# GIVEN INSTRUCTION
Return the listing below exactly, with the pictures dropped.

[Data records]
···
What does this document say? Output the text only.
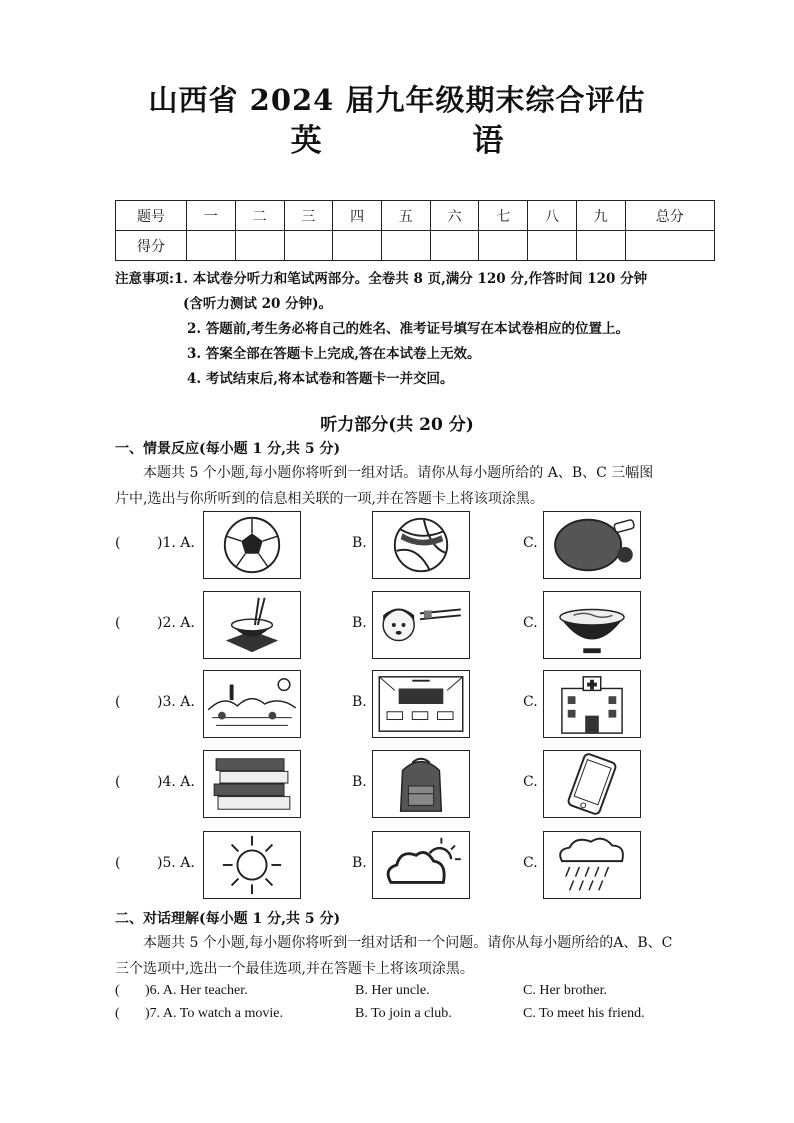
山西省 2024 届九年级期末综合评估
英 语
题号	一	二	三	四	五	六	七	八	九	总分
得分										
注意事项:1. 本试卷分听力和笔试两部分。全卷共 8 页,满分 120 分,作答时间 120 分钟
(含听力测试 20 分钟)。
2. 答题前,考生务必将自己的姓名、准考证号填写在本试卷相应的位置上。
3. 答案全部在答题卡上完成,答在本试卷上无效。
4. 考试结束后,将本试卷和答题卡一并交回。
听力部分(共 20 分)
一、情景反应(每小题 1 分,共 5 分)
本题共 5 个小题,每小题你将听到一组对话。请你从每小题所给的 A、B、C 三幅图
片中,选出与你所听到的信息相关联的一项,并在答题卡上将该项涂黑。
(	)1. A.	B.	C.
(	)2. A.	B.	C.
(	)3. A.	B.	C.
(	)4. A.	B.	C.
(	)5. A.	B.	C.
二、对话理解(每小题 1 分,共 5 分)
本题共 5 个小题,每小题你将听到一组对话和一个问题。请你从每小题所给的A、B、C
三个选项中,选出一个最佳选项,并在答题卡上将该项涂黑。
( )6. A. Her teacher.	B. Her uncle.	C. Her brother.
( )7. A. To watch a movie.	B. To join a club.	C. To meet his friend.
···
# RESULT FOR THIS TASK
What does this document say? Output the text only.
山西省 2024 届九年级期末综合评估
英 语
题号	一	二	三	四	五	六	七	八	九	总分
得分										
注意事项:1. 本试卷分听力和笔试两部分。全卷共 8 页,满分 120 分,作答时间 120 分钟
(含听力测试 20 分钟)。
2. 答题前,考生务必将自己的姓名、准考证号填写在本试卷相应的位置上。
3. 答案全部在答题卡上完成,答在本试卷上无效。
4. 考试结束后,将本试卷和答题卡一并交回。
听力部分(共 20 分)
一、情景反应(每小题 1 分,共 5 分)
本题共 5 个小题,每小题你将听到一组对话。请你从每小题所给的 A、B、C 三幅图
片中,选出与你所听到的信息相关联的一项,并在答题卡上将该项涂黑。
(	)1. A.	B.	C.
(	)2. A.	B.	C.
(	)3. A.	B.	C.
(	)4. A.	B.	C.
(	)5. A.	B.	C.
二、对话理解(每小题 1 分,共 5 分)
本题共 5 个小题,每小题你将听到一组对话和一个问题。请你从每小题所给的A、B、C
三个选项中,选出一个最佳选项,并在答题卡上将该项涂黑。
( )6. A. Her teacher.	B. Her uncle.	C. Her brother.
( )7. A. To watch a movie.	B. To join a club.	C. To meet his friend.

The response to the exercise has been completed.